Write out the entire listing below exactly as it appears, minus any pictures.

Start EXTRACTED MATERIAL

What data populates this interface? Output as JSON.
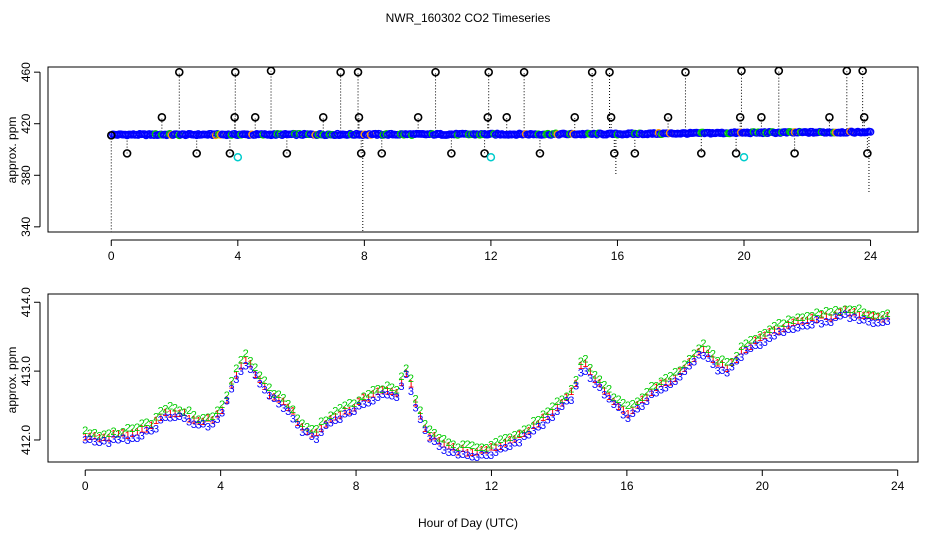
{
  "title": "NWR_160302  CO2 Timeseries",
  "xlabel": "Hour of Day (UTC)",
  "colors": {
    "black": "#000000",
    "blue": "#0000ff",
    "red": "#ff0000",
    "green": "#00cc00",
    "cyan": "#00cccc",
    "orange": "#ff9900"
  },
  "chart_data": [
    {
      "type": "scatter",
      "panel": "top",
      "ylabel": "approx. ppm",
      "xlim": [
        -2,
        25.5
      ],
      "ylim": [
        336,
        464
      ],
      "xticks": [
        0,
        4,
        8,
        12,
        16,
        20,
        24
      ],
      "yticks": [
        340,
        380,
        420,
        460
      ],
      "baseline": [
        [
          0,
          411.5
        ],
        [
          4,
          411.6
        ],
        [
          8,
          411.7
        ],
        [
          12,
          411.8
        ],
        [
          16,
          412.0
        ],
        [
          20,
          413.0
        ],
        [
          24,
          413.5
        ]
      ],
      "series": [
        {
          "marker": "circle",
          "x": [
            0.0,
            0.5,
            1.6,
            2.15,
            2.7,
            3.75,
            3.9,
            3.92,
            4.55,
            5.05,
            5.55,
            6.7,
            7.25,
            7.8,
            7.83,
            7.9,
            8.55,
            9.7,
            10.25,
            10.75,
            11.8,
            11.9,
            11.93,
            12.5,
            13.05,
            13.55,
            14.65,
            15.2,
            15.75,
            15.8,
            15.9,
            16.55,
            17.6,
            18.15,
            18.65,
            19.75,
            19.88,
            19.92,
            20.55,
            21.1,
            21.6,
            22.7,
            23.25,
            23.75,
            23.8,
            23.9
          ],
          "y": [
            411,
            397,
            425,
            460,
            397,
            397,
            425,
            460,
            425,
            461,
            397,
            425,
            460,
            460,
            425,
            397,
            397,
            425,
            460,
            397,
            397,
            425,
            460,
            425,
            460,
            397,
            425,
            460,
            460,
            425,
            397,
            397,
            425,
            460,
            397,
            397,
            425,
            461,
            425,
            461,
            397,
            425,
            461,
            461,
            425,
            397
          ]
        },
        {
          "marker": "circle-cyan",
          "x": [
            4.0,
            12.0,
            20.0
          ],
          "y": [
            394,
            394,
            394
          ]
        }
      ],
      "drops": [
        {
          "x": 0.0,
          "from": 411,
          "to": 336
        },
        {
          "x": 7.95,
          "from": 412,
          "to": 336
        },
        {
          "x": 15.95,
          "from": 412,
          "to": 380
        },
        {
          "x": 23.95,
          "from": 412,
          "to": 366
        }
      ]
    },
    {
      "type": "scatter",
      "panel": "bottom",
      "ylabel": "approx. ppm",
      "xlim": [
        -1.1,
        24.6
      ],
      "ylim": [
        411.68,
        414.12
      ],
      "xticks": [
        0,
        4,
        8,
        12,
        16,
        20,
        24
      ],
      "yticks": [
        412.0,
        413.0,
        414.0
      ],
      "marker_labels": [
        "1",
        "2",
        "3"
      ],
      "profile": [
        [
          0.0,
          412.07
        ],
        [
          0.5,
          412.03
        ],
        [
          1.0,
          412.07
        ],
        [
          1.5,
          412.12
        ],
        [
          2.0,
          412.22
        ],
        [
          2.4,
          412.42
        ],
        [
          2.9,
          412.38
        ],
        [
          3.3,
          412.28
        ],
        [
          3.8,
          412.3
        ],
        [
          4.1,
          412.5
        ],
        [
          4.4,
          412.9
        ],
        [
          4.7,
          413.2
        ],
        [
          5.0,
          413.0
        ],
        [
          5.4,
          412.7
        ],
        [
          6.0,
          412.5
        ],
        [
          6.4,
          412.2
        ],
        [
          6.8,
          412.1
        ],
        [
          7.3,
          412.35
        ],
        [
          7.8,
          412.45
        ],
        [
          8.3,
          412.62
        ],
        [
          8.8,
          412.72
        ],
        [
          9.2,
          412.68
        ],
        [
          9.5,
          413.02
        ],
        [
          9.8,
          412.5
        ],
        [
          10.1,
          412.1
        ],
        [
          10.5,
          411.97
        ],
        [
          11.0,
          411.85
        ],
        [
          11.5,
          411.85
        ],
        [
          12.0,
          411.87
        ],
        [
          12.5,
          412.0
        ],
        [
          13.0,
          412.1
        ],
        [
          13.5,
          412.3
        ],
        [
          14.0,
          412.5
        ],
        [
          14.4,
          412.7
        ],
        [
          14.7,
          413.15
        ],
        [
          15.2,
          412.8
        ],
        [
          15.6,
          412.6
        ],
        [
          16.0,
          412.4
        ],
        [
          16.3,
          412.5
        ],
        [
          16.8,
          412.75
        ],
        [
          17.3,
          412.85
        ],
        [
          17.8,
          413.1
        ],
        [
          18.2,
          413.35
        ],
        [
          18.7,
          413.1
        ],
        [
          19.0,
          413.05
        ],
        [
          19.5,
          413.35
        ],
        [
          19.9,
          413.45
        ],
        [
          20.4,
          413.6
        ],
        [
          21.0,
          413.72
        ],
        [
          21.5,
          413.78
        ],
        [
          22.0,
          413.8
        ],
        [
          22.5,
          413.88
        ],
        [
          23.0,
          413.82
        ],
        [
          23.5,
          413.75
        ],
        [
          23.7,
          413.78
        ]
      ]
    }
  ]
}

End EXTRACTED MATERIAL

# ANSWER TO THIS TASK
What data populates this interface? Output as JSON.
{
  "title": "NWR_160302  CO2 Timeseries",
  "xlabel": "Hour of Day (UTC)",
  "colors": {
    "black": "#000000",
    "blue": "#0000ff",
    "red": "#ff0000",
    "green": "#00cc00",
    "cyan": "#00cccc",
    "orange": "#ff9900"
  },
  "chart_data": [
    {
      "type": "scatter",
      "panel": "top",
      "ylabel": "approx. ppm",
      "xlim": [
        -2,
        25.5
      ],
      "ylim": [
        336,
        464
      ],
      "xticks": [
        0,
        4,
        8,
        12,
        16,
        20,
        24
      ],
      "yticks": [
        340,
        380,
        420,
        460
      ],
      "baseline": [
        [
          0,
          411.5
        ],
        [
          4,
          411.6
        ],
        [
          8,
          411.7
        ],
        [
          12,
          411.8
        ],
        [
          16,
          412.0
        ],
        [
          20,
          413.0
        ],
        [
          24,
          413.5
        ]
      ],
      "series": [
        {
          "marker": "circle",
          "x": [
            0.0,
            0.5,
            1.6,
            2.15,
            2.7,
            3.75,
            3.9,
            3.92,
            4.55,
            5.05,
            5.55,
            6.7,
            7.25,
            7.8,
            7.83,
            7.9,
            8.55,
            9.7,
            10.25,
            10.75,
            11.8,
            11.9,
            11.93,
            12.5,
            13.05,
            13.55,
            14.65,
            15.2,
            15.75,
            15.8,
            15.9,
            16.55,
            17.6,
            18.15,
            18.65,
            19.75,
            19.88,
            19.92,
            20.55,
            21.1,
            21.6,
            22.7,
            23.25,
            23.75,
            23.8,
            23.9
          ],
          "y": [
            411,
            397,
            425,
            460,
            397,
            397,
            425,
            460,
            425,
            461,
            397,
            425,
            460,
            460,
            425,
            397,
            397,
            425,
            460,
            397,
            397,
            425,
            460,
            425,
            460,
            397,
            425,
            460,
            460,
            425,
            397,
            397,
            425,
            460,
            397,
            397,
            425,
            461,
            425,
            461,
            397,
            425,
            461,
            461,
            425,
            397
          ]
        },
        {
          "marker": "circle-cyan",
          "x": [
            4.0,
            12.0,
            20.0
          ],
          "y": [
            394,
            394,
            394
          ]
        }
      ],
      "drops": [
        {
          "x": 0.0,
          "from": 411,
          "to": 336
        },
        {
          "x": 7.95,
          "from": 412,
          "to": 336
        },
        {
          "x": 15.95,
          "from": 412,
          "to": 380
        },
        {
          "x": 23.95,
          "from": 412,
          "to": 366
        }
      ]
    },
    {
      "type": "scatter",
      "panel": "bottom",
      "ylabel": "approx. ppm",
      "xlim": [
        -1.1,
        24.6
      ],
      "ylim": [
        411.68,
        414.12
      ],
      "xticks": [
        0,
        4,
        8,
        12,
        16,
        20,
        24
      ],
      "yticks": [
        412.0,
        413.0,
        414.0
      ],
      "marker_labels": [
        "1",
        "2",
        "3"
      ],
      "profile": [
        [
          0.0,
          412.07
        ],
        [
          0.5,
          412.03
        ],
        [
          1.0,
          412.07
        ],
        [
          1.5,
          412.12
        ],
        [
          2.0,
          412.22
        ],
        [
          2.4,
          412.42
        ],
        [
          2.9,
          412.38
        ],
        [
          3.3,
          412.28
        ],
        [
          3.8,
          412.3
        ],
        [
          4.1,
          412.5
        ],
        [
          4.4,
          412.9
        ],
        [
          4.7,
          413.2
        ],
        [
          5.0,
          413.0
        ],
        [
          5.4,
          412.7
        ],
        [
          6.0,
          412.5
        ],
        [
          6.4,
          412.2
        ],
        [
          6.8,
          412.1
        ],
        [
          7.3,
          412.35
        ],
        [
          7.8,
          412.45
        ],
        [
          8.3,
          412.62
        ],
        [
          8.8,
          412.72
        ],
        [
          9.2,
          412.68
        ],
        [
          9.5,
          413.02
        ],
        [
          9.8,
          412.5
        ],
        [
          10.1,
          412.1
        ],
        [
          10.5,
          411.97
        ],
        [
          11.0,
          411.85
        ],
        [
          11.5,
          411.85
        ],
        [
          12.0,
          411.87
        ],
        [
          12.5,
          412.0
        ],
        [
          13.0,
          412.1
        ],
        [
          13.5,
          412.3
        ],
        [
          14.0,
          412.5
        ],
        [
          14.4,
          412.7
        ],
        [
          14.7,
          413.15
        ],
        [
          15.2,
          412.8
        ],
        [
          15.6,
          412.6
        ],
        [
          16.0,
          412.4
        ],
        [
          16.3,
          412.5
        ],
        [
          16.8,
          412.75
        ],
        [
          17.3,
          412.85
        ],
        [
          17.8,
          413.1
        ],
        [
          18.2,
          413.35
        ],
        [
          18.7,
          413.1
        ],
        [
          19.0,
          413.05
        ],
        [
          19.5,
          413.35
        ],
        [
          19.9,
          413.45
        ],
        [
          20.4,
          413.6
        ],
        [
          21.0,
          413.72
        ],
        [
          21.5,
          413.78
        ],
        [
          22.0,
          413.8
        ],
        [
          22.5,
          413.88
        ],
        [
          23.0,
          413.82
        ],
        [
          23.5,
          413.75
        ],
        [
          23.7,
          413.78
        ]
      ]
    }
  ]
}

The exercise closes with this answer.